[Dataset entries on figures]
^^^^^^^^

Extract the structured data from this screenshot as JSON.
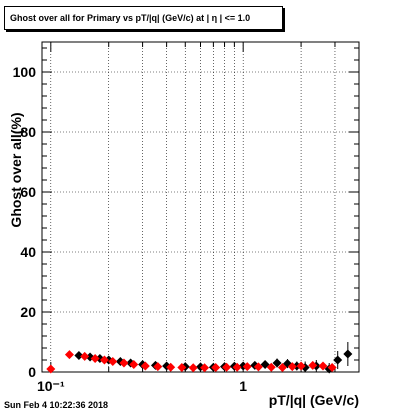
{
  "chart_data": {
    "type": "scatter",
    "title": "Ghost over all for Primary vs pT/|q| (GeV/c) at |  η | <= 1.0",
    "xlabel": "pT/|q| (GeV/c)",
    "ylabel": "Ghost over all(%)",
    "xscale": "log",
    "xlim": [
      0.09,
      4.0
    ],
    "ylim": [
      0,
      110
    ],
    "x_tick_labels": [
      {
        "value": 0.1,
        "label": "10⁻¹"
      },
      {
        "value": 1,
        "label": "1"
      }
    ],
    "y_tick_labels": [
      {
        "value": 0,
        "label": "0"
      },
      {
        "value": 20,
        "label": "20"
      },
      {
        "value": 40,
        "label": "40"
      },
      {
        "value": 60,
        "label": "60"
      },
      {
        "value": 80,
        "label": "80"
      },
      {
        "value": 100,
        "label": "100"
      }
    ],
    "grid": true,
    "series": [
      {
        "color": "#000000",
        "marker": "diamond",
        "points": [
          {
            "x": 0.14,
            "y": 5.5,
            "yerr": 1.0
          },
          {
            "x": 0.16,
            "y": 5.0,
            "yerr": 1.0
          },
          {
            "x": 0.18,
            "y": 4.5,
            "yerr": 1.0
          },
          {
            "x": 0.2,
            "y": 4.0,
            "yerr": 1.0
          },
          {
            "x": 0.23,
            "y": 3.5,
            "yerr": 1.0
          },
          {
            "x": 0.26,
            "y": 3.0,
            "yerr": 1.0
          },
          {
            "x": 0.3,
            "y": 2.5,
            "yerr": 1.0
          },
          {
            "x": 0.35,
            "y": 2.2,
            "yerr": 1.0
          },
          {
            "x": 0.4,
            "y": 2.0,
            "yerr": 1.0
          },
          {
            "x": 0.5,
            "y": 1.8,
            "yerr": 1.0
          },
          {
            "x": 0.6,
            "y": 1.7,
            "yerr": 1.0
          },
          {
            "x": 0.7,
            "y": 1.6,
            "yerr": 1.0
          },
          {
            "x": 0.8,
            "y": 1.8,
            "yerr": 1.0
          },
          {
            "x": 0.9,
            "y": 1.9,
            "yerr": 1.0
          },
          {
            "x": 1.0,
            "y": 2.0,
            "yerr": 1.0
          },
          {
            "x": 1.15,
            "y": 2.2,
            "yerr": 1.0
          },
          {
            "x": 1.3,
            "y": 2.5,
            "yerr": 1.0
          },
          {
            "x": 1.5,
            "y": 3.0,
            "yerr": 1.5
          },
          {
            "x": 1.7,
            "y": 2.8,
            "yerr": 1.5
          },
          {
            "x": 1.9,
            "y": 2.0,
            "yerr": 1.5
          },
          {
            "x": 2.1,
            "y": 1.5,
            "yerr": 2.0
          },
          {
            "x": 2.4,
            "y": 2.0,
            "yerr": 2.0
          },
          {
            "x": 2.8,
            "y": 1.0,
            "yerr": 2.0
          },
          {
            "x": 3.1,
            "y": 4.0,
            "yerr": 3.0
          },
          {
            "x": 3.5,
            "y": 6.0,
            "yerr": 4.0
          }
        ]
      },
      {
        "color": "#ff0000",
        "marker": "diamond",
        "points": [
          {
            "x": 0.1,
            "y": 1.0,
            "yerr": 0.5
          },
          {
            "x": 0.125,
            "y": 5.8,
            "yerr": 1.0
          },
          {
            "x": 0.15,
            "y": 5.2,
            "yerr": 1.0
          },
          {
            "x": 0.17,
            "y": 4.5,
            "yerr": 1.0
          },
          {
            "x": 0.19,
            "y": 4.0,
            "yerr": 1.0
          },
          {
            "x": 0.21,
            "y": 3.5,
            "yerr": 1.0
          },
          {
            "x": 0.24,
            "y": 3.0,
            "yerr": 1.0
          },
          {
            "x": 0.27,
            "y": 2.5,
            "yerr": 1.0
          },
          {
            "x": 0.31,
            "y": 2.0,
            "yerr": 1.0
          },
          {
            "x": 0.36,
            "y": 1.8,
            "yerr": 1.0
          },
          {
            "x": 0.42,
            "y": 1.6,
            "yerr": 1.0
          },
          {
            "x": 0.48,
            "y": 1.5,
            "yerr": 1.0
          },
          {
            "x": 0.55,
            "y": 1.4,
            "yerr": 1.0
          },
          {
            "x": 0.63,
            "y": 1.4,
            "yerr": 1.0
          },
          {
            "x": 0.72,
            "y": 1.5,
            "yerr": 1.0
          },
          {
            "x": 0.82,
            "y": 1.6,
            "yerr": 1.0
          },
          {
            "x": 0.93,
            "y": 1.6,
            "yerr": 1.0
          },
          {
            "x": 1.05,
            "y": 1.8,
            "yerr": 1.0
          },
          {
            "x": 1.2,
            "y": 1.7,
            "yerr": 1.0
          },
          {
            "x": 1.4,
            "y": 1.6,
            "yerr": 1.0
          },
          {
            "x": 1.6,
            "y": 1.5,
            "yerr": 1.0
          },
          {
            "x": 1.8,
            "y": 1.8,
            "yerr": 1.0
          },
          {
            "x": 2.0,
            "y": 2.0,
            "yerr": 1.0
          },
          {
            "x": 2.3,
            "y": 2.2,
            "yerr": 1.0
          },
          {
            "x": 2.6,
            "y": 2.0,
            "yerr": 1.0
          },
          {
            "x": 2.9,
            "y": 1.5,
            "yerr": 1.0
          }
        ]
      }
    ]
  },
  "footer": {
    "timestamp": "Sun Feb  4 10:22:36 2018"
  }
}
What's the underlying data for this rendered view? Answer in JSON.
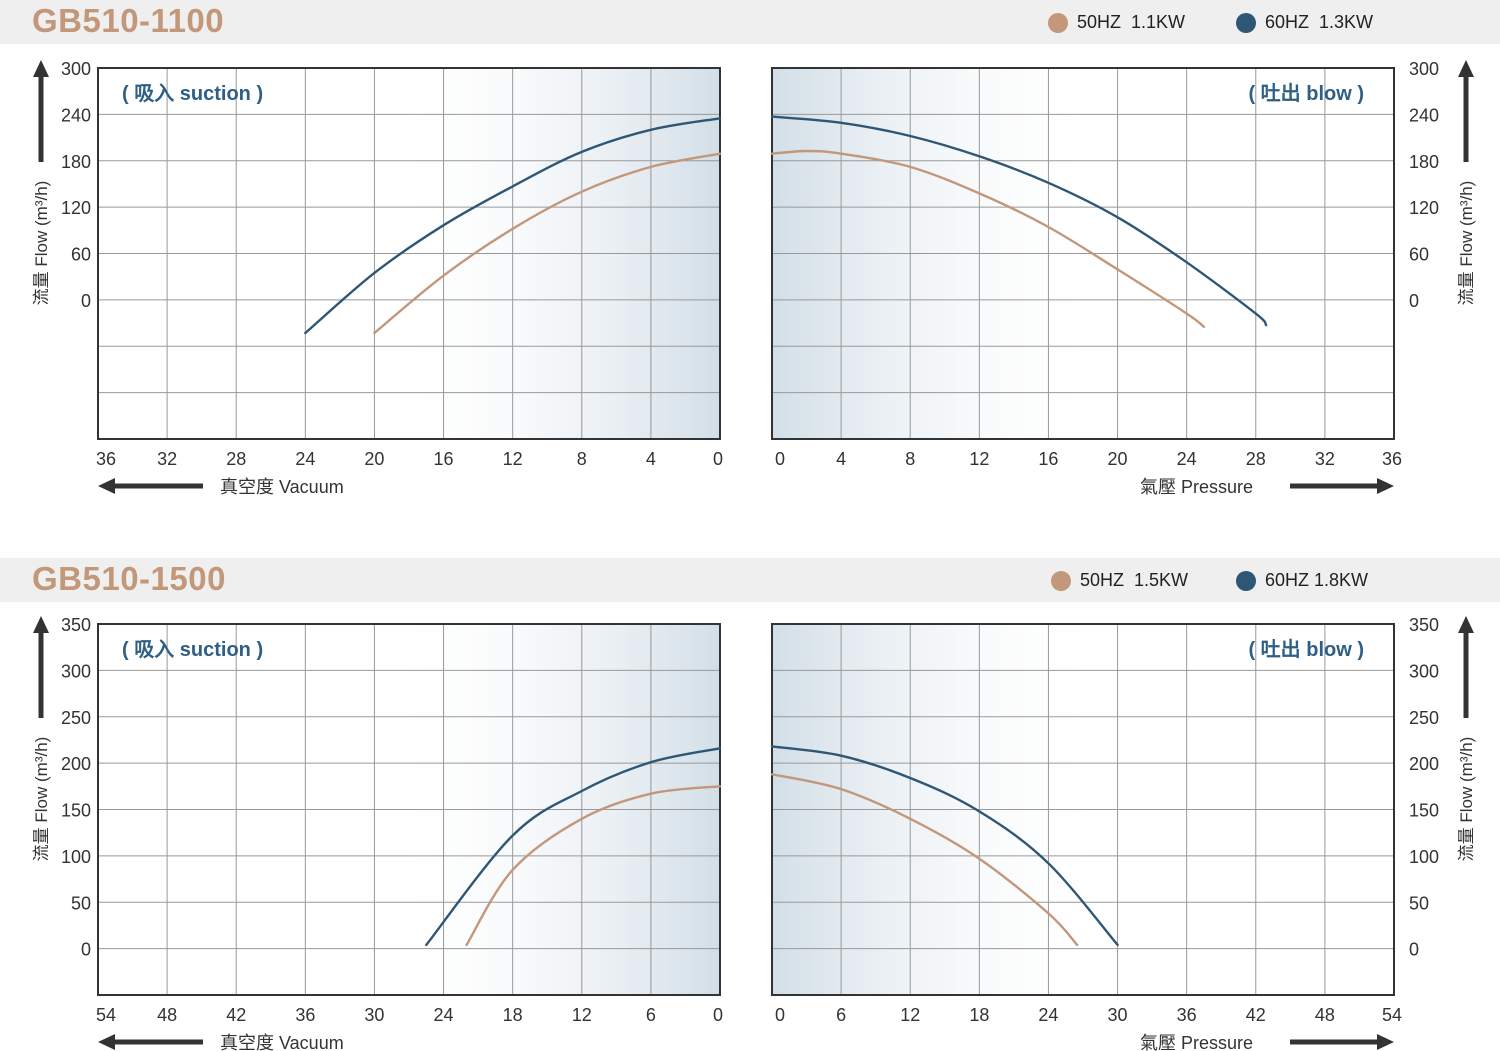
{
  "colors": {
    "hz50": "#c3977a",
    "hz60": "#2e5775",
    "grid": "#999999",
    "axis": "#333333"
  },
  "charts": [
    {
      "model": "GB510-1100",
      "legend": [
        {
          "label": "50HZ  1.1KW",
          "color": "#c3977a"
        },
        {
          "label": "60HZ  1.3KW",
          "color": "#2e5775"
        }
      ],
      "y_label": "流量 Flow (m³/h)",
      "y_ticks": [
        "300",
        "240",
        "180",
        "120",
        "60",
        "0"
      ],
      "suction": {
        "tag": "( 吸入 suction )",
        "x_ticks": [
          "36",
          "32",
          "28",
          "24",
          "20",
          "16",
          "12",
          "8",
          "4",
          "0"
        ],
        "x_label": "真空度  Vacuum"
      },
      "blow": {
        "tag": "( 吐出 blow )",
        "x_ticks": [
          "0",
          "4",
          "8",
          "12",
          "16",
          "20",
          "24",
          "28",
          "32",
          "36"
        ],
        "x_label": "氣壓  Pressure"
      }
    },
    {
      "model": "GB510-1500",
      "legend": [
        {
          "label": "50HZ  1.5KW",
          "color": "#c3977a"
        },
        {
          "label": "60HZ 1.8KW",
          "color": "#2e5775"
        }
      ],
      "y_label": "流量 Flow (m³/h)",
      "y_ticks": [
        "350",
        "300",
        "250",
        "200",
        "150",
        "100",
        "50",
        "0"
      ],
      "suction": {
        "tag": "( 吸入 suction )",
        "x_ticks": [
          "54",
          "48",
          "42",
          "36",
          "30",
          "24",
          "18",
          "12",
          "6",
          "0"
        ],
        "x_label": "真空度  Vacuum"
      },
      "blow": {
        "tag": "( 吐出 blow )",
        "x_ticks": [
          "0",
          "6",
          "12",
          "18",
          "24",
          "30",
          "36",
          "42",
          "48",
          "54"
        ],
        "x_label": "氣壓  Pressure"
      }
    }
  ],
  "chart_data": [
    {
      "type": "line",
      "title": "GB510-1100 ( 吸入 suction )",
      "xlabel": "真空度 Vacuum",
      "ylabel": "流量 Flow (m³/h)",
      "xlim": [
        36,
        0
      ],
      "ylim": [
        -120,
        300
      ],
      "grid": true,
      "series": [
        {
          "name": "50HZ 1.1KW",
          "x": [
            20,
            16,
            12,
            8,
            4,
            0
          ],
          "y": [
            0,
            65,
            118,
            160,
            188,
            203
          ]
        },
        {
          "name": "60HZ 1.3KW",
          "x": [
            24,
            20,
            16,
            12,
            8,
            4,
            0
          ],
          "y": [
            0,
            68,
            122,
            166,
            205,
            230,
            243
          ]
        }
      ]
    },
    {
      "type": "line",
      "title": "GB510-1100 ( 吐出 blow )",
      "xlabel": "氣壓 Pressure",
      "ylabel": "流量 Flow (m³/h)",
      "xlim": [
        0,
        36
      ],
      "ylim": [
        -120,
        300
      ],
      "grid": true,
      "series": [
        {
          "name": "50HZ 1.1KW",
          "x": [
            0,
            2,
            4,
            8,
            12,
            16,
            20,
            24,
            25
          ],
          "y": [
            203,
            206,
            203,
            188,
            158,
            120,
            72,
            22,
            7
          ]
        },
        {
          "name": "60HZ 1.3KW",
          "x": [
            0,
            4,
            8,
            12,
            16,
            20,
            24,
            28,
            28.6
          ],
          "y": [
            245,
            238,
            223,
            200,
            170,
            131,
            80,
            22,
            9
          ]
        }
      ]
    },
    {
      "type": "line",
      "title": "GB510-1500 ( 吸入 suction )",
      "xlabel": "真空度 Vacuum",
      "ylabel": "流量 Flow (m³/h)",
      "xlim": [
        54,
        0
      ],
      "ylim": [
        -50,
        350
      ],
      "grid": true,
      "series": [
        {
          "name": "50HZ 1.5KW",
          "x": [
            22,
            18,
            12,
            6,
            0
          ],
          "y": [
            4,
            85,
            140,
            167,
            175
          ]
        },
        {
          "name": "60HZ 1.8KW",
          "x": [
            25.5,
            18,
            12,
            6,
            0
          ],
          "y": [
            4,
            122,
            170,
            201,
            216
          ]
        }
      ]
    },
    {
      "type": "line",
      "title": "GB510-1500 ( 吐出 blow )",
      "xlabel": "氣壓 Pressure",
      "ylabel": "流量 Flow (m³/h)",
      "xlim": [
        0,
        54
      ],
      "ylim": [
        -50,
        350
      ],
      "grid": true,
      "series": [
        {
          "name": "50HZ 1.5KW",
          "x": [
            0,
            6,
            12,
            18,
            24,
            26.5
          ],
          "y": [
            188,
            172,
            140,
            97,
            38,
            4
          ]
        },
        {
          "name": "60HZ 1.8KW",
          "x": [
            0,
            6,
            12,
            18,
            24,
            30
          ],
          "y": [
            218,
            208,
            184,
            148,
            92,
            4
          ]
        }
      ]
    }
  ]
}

^^^^^^^^

Directive | Each line that has the word "over" should be copied.

Written response |
    "title": "Ghost over all for Primary vs pT/|q| (GeV/c) at |  η | <= 1.0",
    "ylabel": "Ghost over all(%)",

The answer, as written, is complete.